## SUPPLIED MATERIAL

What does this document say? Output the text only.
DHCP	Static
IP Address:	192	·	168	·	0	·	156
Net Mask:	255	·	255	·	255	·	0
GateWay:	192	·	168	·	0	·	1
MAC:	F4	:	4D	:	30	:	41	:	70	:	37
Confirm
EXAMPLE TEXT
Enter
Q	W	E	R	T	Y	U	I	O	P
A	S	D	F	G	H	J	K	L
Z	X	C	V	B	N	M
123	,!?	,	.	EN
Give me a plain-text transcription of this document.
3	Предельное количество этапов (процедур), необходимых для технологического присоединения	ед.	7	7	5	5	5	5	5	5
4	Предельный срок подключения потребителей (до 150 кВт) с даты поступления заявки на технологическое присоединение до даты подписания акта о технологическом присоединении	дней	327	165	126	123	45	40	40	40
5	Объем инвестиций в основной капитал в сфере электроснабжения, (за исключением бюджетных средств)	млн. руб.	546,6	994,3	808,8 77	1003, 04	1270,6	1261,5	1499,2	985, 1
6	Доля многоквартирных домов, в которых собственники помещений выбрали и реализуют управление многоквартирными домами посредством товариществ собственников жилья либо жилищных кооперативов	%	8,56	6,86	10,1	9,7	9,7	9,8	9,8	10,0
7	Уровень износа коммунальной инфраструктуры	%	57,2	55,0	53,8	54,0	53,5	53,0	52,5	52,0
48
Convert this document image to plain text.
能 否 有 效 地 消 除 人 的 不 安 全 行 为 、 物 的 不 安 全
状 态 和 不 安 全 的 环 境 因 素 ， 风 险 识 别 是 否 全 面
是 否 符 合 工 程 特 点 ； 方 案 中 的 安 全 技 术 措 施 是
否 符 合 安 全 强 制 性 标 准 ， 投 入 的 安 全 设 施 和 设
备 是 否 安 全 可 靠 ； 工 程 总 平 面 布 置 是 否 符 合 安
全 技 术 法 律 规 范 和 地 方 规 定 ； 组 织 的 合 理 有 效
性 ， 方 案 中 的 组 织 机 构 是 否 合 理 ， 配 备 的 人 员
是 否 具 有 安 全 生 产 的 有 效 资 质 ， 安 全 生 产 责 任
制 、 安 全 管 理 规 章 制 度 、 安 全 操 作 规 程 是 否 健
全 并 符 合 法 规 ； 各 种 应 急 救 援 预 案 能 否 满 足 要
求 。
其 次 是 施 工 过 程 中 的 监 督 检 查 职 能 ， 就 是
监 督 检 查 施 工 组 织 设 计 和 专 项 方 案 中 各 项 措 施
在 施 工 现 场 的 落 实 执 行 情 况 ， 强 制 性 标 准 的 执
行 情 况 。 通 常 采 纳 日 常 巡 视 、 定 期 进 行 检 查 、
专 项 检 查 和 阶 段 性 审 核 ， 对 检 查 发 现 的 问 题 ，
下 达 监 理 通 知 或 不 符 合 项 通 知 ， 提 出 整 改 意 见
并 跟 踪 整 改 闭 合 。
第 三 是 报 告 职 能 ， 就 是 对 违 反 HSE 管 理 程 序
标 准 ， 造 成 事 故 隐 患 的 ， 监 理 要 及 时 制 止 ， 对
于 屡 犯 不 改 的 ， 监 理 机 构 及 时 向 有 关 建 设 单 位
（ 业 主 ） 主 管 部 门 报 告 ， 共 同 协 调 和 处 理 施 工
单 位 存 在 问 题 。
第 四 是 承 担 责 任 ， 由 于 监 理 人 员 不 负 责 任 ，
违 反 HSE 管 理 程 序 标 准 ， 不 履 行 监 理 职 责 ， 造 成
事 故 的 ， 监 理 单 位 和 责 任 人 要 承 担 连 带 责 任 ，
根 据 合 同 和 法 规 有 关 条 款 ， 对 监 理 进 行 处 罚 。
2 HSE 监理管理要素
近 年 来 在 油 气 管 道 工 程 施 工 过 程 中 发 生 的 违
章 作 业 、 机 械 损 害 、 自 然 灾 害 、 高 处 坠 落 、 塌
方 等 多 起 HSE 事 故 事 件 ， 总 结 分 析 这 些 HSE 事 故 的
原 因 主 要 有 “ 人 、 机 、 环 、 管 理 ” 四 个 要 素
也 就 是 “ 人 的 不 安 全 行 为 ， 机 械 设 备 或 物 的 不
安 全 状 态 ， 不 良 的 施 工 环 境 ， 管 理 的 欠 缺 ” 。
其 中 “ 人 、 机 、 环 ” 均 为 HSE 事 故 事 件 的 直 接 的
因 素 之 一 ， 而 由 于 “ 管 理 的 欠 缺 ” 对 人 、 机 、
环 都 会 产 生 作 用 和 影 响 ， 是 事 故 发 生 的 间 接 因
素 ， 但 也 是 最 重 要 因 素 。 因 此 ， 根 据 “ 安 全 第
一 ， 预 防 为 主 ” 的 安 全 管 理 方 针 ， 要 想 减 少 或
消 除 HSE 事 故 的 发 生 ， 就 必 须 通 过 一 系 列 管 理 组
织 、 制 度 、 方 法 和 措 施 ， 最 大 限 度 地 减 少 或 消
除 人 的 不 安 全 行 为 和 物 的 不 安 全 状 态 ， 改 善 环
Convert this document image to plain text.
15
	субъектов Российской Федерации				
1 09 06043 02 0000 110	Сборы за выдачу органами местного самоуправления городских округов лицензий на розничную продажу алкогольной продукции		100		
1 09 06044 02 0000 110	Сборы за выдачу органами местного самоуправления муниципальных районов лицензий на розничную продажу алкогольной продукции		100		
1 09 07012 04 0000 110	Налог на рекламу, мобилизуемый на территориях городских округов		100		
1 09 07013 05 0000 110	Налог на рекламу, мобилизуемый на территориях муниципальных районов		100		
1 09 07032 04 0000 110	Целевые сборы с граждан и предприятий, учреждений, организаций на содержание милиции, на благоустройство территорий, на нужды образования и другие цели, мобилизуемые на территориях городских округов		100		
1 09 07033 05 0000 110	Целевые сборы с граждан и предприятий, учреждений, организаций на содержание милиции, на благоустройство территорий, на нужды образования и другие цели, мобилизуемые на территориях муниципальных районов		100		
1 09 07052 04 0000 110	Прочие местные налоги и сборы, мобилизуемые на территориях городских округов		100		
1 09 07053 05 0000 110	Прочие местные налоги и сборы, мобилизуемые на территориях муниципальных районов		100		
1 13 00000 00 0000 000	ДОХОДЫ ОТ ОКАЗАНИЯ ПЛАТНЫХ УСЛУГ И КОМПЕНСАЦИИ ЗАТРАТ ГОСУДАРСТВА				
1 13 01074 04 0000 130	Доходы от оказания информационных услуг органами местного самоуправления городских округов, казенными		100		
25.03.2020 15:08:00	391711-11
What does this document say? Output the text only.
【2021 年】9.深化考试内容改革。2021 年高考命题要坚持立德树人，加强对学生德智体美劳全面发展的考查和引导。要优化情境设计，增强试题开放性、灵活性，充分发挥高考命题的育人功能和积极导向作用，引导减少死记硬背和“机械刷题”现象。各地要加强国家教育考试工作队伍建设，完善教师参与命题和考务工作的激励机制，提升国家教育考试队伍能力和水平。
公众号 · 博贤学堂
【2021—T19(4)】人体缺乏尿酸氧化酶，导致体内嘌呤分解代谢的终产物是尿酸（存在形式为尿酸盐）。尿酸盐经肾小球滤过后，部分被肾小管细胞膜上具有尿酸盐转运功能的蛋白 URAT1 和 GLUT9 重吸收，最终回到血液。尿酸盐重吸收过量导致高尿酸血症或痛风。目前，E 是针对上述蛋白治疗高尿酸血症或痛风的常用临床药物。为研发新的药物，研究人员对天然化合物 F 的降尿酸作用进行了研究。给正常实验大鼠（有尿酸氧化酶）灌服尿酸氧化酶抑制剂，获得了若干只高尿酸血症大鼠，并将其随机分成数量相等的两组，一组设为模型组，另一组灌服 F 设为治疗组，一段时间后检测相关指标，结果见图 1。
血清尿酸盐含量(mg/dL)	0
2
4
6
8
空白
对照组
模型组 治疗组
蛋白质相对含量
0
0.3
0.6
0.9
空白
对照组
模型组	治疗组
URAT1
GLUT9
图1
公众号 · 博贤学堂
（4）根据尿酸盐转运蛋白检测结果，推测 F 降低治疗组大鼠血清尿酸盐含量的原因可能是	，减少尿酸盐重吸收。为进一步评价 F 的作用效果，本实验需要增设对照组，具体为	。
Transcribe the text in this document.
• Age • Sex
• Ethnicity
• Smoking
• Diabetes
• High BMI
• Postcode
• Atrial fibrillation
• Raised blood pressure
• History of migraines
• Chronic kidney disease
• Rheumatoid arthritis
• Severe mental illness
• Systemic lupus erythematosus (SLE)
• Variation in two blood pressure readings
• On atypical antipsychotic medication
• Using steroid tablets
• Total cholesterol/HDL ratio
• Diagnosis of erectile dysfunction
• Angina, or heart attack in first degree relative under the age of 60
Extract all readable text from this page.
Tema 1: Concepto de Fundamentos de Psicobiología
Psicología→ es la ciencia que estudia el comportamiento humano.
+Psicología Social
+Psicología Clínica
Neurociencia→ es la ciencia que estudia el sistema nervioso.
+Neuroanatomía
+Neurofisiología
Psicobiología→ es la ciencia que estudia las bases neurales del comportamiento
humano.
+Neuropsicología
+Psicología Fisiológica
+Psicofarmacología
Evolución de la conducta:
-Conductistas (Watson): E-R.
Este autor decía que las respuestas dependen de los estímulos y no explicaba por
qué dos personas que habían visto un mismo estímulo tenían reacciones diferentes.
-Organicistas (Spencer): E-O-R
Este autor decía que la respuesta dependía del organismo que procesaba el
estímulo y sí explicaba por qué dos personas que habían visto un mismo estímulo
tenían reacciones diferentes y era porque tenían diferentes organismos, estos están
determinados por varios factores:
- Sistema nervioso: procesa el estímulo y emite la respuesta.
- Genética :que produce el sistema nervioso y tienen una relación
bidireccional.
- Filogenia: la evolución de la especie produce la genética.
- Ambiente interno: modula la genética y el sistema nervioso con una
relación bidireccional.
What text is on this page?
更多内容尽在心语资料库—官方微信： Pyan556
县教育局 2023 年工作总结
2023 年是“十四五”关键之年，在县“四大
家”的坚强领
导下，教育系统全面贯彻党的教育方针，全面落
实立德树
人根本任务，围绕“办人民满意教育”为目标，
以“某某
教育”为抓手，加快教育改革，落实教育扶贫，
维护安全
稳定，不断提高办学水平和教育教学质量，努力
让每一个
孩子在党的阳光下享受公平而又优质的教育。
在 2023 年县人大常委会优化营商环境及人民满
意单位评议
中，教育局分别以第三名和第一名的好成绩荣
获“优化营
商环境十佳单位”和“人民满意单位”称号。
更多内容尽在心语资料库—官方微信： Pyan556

## THE TASK
Take the line that contains "What text is on this page?" and every line after it through the end of the listing above, and repeat them exactly.

## REPLY TO THE EXERCISE
What text is on this page?
更多内容尽在心语资料库—官方微信： Pyan556
县教育局 2023 年工作总结
2023 年是“十四五”关键之年，在县“四大
家”的坚强领
导下，教育系统全面贯彻党的教育方针，全面落
实立德树
人根本任务，围绕“办人民满意教育”为目标，
以“某某
教育”为抓手，加快教育改革，落实教育扶贫，
维护安全
稳定，不断提高办学水平和教育教学质量，努力
让每一个
孩子在党的阳光下享受公平而又优质的教育。
在 2023 年县人大常委会优化营商环境及人民满
意单位评议
中，教育局分别以第三名和第一名的好成绩荣
获“优化营
商环境十佳单位”和“人民满意单位”称号。
更多内容尽在心语资料库—官方微信： Pyan556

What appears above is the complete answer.